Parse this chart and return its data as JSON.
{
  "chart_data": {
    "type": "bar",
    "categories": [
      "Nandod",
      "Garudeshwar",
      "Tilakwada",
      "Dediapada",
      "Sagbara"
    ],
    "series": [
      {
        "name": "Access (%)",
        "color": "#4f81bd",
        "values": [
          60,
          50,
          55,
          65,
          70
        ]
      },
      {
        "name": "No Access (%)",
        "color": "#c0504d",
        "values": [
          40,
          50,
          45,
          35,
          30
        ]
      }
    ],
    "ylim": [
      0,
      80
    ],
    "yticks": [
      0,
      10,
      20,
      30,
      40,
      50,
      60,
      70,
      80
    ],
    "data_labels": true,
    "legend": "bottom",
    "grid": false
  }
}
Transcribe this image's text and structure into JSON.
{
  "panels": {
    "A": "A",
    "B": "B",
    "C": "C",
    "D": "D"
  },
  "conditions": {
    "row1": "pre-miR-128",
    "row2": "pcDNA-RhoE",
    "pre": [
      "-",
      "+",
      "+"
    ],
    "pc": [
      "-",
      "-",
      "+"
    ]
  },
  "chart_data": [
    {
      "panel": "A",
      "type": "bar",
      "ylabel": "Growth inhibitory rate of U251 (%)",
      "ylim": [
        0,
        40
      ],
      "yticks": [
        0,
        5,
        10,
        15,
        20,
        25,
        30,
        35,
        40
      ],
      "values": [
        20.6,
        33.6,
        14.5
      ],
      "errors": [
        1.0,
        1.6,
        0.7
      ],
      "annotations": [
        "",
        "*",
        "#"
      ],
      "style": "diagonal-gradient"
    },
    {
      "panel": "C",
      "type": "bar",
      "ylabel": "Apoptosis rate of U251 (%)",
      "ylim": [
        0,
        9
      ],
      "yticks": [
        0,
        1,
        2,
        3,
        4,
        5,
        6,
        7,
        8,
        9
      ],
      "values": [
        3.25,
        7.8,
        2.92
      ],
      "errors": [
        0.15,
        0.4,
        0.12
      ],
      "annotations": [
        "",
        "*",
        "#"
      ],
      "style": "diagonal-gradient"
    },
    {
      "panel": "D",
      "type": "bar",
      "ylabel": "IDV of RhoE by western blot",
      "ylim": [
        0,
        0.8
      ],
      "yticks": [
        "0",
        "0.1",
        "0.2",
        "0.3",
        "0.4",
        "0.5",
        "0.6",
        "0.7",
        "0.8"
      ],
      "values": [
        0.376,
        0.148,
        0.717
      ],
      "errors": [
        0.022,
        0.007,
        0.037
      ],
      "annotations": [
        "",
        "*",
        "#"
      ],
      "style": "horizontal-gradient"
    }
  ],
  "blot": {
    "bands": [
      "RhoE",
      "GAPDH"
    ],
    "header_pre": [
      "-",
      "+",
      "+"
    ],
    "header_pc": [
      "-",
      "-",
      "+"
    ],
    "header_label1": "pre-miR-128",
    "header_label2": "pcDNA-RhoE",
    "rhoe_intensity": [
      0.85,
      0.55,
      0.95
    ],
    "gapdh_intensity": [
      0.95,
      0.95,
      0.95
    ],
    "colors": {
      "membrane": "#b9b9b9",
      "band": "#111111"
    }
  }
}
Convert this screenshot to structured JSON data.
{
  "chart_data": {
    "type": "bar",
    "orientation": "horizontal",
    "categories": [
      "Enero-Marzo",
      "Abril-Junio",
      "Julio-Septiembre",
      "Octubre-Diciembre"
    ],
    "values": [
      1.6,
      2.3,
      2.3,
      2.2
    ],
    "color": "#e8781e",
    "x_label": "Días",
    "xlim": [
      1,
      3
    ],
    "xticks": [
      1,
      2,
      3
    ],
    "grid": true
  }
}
---
Copy out the material above in its entirety. Every detail must match.

• **Response**:
Parse this chart and return its data as JSON.
{
  "chart_data": {
    "type": "bar",
    "categories": [
      "Nandod",
      "Garudeshwar",
      "Tilakwada",
      "Dediapada",
      "Sagbara"
    ],
    "series": [
      {
        "name": "Access (%)",
        "color": "#4f81bd",
        "values": [
          60,
          50,
          55,
          65,
          70
        ]
      },
      {
        "name": "No Access (%)",
        "color": "#c0504d",
        "values": [
          40,
          50,
          45,
          35,
          30
        ]
      }
    ],
    "ylim": [
      0,
      80
    ],
    "yticks": [
      0,
      10,
      20,
      30,
      40,
      50,
      60,
      70,
      80
    ],
    "data_labels": true,
    "legend": "bottom",
    "grid": false
  }
}
Transcribe this image's text and structure into JSON.
{
  "panels": {
    "A": "A",
    "B": "B",
    "C": "C",
    "D": "D"
  },
  "conditions": {
    "row1": "pre-miR-128",
    "row2": "pcDNA-RhoE",
    "pre": [
      "-",
      "+",
      "+"
    ],
    "pc": [
      "-",
      "-",
      "+"
    ]
  },
  "chart_data": [
    {
      "panel": "A",
      "type": "bar",
      "ylabel": "Growth inhibitory rate of U251 (%)",
      "ylim": [
        0,
        40
      ],
      "yticks": [
        0,
        5,
        10,
        15,
        20,
        25,
        30,
        35,
        40
      ],
      "values": [
        20.6,
        33.6,
        14.5
      ],
      "errors": [
        1.0,
        1.6,
        0.7
      ],
      "annotations": [
        "",
        "*",
        "#"
      ],
      "style": "diagonal-gradient"
    },
    {
      "panel": "C",
      "type": "bar",
      "ylabel": "Apoptosis rate of U251 (%)",
      "ylim": [
        0,
        9
      ],
      "yticks": [
        0,
        1,
        2,
        3,
        4,
        5,
        6,
        7,
        8,
        9
      ],
      "values": [
        3.25,
        7.8,
        2.92
      ],
      "errors": [
        0.15,
        0.4,
        0.12
      ],
      "annotations": [
        "",
        "*",
        "#"
      ],
      "style": "diagonal-gradient"
    },
    {
      "panel": "D",
      "type": "bar",
      "ylabel": "IDV of RhoE by western blot",
      "ylim": [
        0,
        0.8
      ],
      "yticks": [
        "0",
        "0.1",
        "0.2",
        "0.3",
        "0.4",
        "0.5",
        "0.6",
        "0.7",
        "0.8"
      ],
      "values": [
        0.376,
        0.148,
        0.717
      ],
      "errors": [
        0.022,
        0.007,
        0.037
      ],
      "annotations": [
        "",
        "*",
        "#"
      ],
      "style": "horizontal-gradient"
    }
  ],
  "blot": {
    "bands": [
      "RhoE",
      "GAPDH"
    ],
    "header_pre": [
      "-",
      "+",
      "+"
    ],
    "header_pc": [
      "-",
      "-",
      "+"
    ],
    "header_label1": "pre-miR-128",
    "header_label2": "pcDNA-RhoE",
    "rhoe_intensity": [
      0.85,
      0.55,
      0.95
    ],
    "gapdh_intensity": [
      0.95,
      0.95,
      0.95
    ],
    "colors": {
      "membrane": "#b9b9b9",
      "band": "#111111"
    }
  }
}
Convert this screenshot to structured JSON data.
{
  "chart_data": {
    "type": "bar",
    "orientation": "horizontal",
    "categories": [
      "Enero-Marzo",
      "Abril-Junio",
      "Julio-Septiembre",
      "Octubre-Diciembre"
    ],
    "values": [
      1.6,
      2.3,
      2.3,
      2.2
    ],
    "color": "#e8781e",
    "x_label": "Días",
    "xlim": [
      1,
      3
    ],
    "xticks": [
      1,
      2,
      3
    ],
    "grid": true
  }
}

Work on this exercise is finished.